▶ _Exercise details_
Without including any images, reproduce each entry exactly.

** Begin Data for this exercise **

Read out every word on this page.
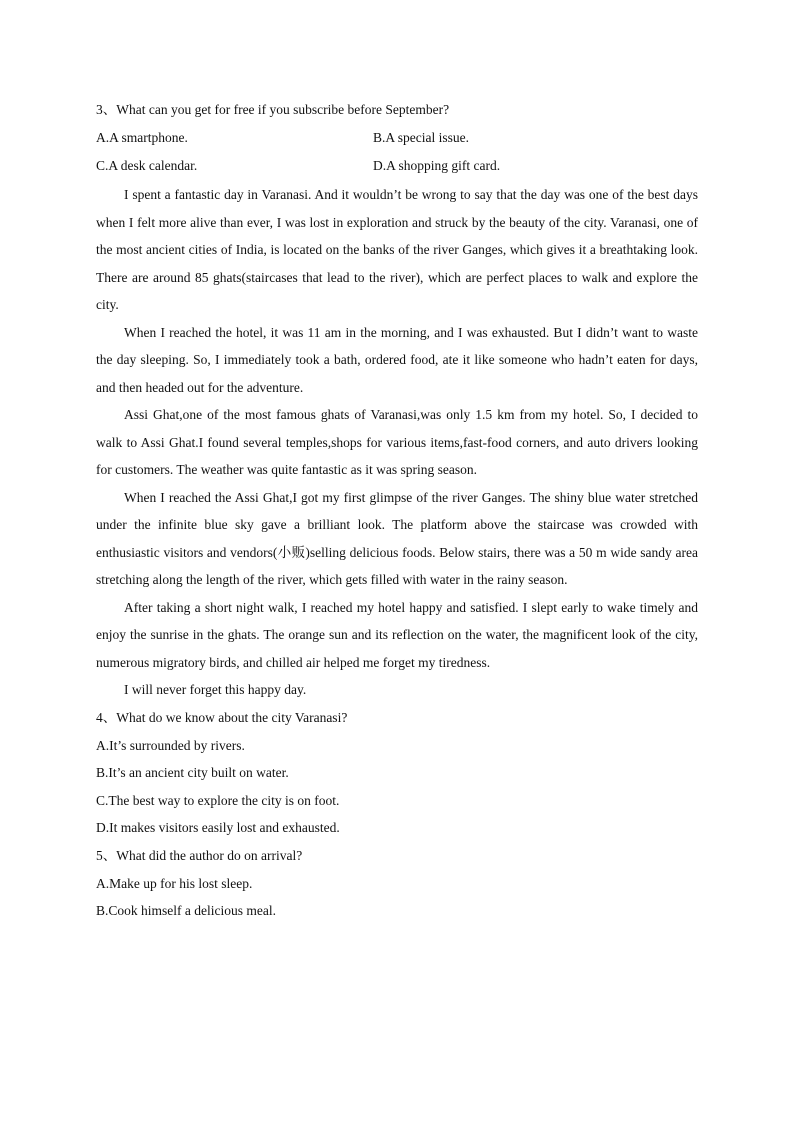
3、What can you get for free if you subscribe before September?
A.A smartphone.	B.A special issue.
C.A desk calendar.	D.A shopping gift card.

I spent a fantastic day in Varanasi. And it wouldn’t be wrong to say that the day was one of the best days when I felt more alive than ever, I was lost in exploration and struck by the beauty of the city. Varanasi, one of the most ancient cities of India, is located on the banks of the river Ganges, which gives it a breathtaking look. There are around 85 ghats(staircases that lead to the river), which are perfect places to walk and explore the city.

When I reached the hotel, it was 11 am in the morning, and I was exhausted. But I didn’t want to waste the day sleeping. So, I immediately took a bath, ordered food, ate it like someone who hadn’t eaten for days, and then headed out for the adventure.

Assi Ghat,one of the most famous ghats of Varanasi,was only 1.5 km from my hotel. So, I decided to walk to Assi Ghat.I found several temples,shops for various items,fast-food corners, and auto drivers looking for customers. The weather was quite fantastic as it was spring season.

When I reached the Assi Ghat,I got my first glimpse of the river Ganges. The shiny blue water stretched under the infinite blue sky gave a brilliant look. The platform above the staircase was crowded with enthusiastic visitors and vendors(小贩)selling delicious foods. Below stairs, there was a 50 m wide sandy area stretching along the length of the river, which gets filled with water in the rainy season.

After taking a short night walk, I reached my hotel happy and satisfied. I slept early to wake timely and enjoy the sunrise in the ghats. The orange sun and its reflection on the water, the magnificent look of the city, numerous migratory birds, and chilled air helped me forget my tiredness.

I will never forget this happy day.

4、What do we know about the city Varanasi?
A.It’s surrounded by rivers.
B.It’s an ancient city built on water.
C.The best way to explore the city is on foot.
D.It makes visitors easily lost and exhausted.
5、What did the author do on arrival?
A.Make up for his lost sleep.
B.Cook himself a delicious meal.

** End Data for this exercise **

▶ _Task answer_
Read out every word on this page.
3、What can you get for free if you subscribe before September?
A.A smartphone.	B.A special issue.
C.A desk calendar.	D.A shopping gift card.

I spent a fantastic day in Varanasi. And it wouldn’t be wrong to say that the day was one of the best days when I felt more alive than ever, I was lost in exploration and struck by the beauty of the city. Varanasi, one of the most ancient cities of India, is located on the banks of the river Ganges, which gives it a breathtaking look. There are around 85 ghats(staircases that lead to the river), which are perfect places to walk and explore the city.

When I reached the hotel, it was 11 am in the morning, and I was exhausted. But I didn’t want to waste the day sleeping. So, I immediately took a bath, ordered food, ate it like someone who hadn’t eaten for days, and then headed out for the adventure.

Assi Ghat,one of the most famous ghats of Varanasi,was only 1.5 km from my hotel. So, I decided to walk to Assi Ghat.I found several temples,shops for various items,fast-food corners, and auto drivers looking for customers. The weather was quite fantastic as it was spring season.

When I reached the Assi Ghat,I got my first glimpse of the river Ganges. The shiny blue water stretched under the infinite blue sky gave a brilliant look. The platform above the staircase was crowded with enthusiastic visitors and vendors(小贩)selling delicious foods. Below stairs, there was a 50 m wide sandy area stretching along the length of the river, which gets filled with water in the rainy season.

After taking a short night walk, I reached my hotel happy and satisfied. I slept early to wake timely and enjoy the sunrise in the ghats. The orange sun and its reflection on the water, the magnificent look of the city, numerous migratory birds, and chilled air helped me forget my tiredness.

I will never forget this happy day.

4、What do we know about the city Varanasi?
A.It’s surrounded by rivers.
B.It’s an ancient city built on water.
C.The best way to explore the city is on foot.
D.It makes visitors easily lost and exhausted.
5、What did the author do on arrival?
A.Make up for his lost sleep.
B.Cook himself a delicious meal.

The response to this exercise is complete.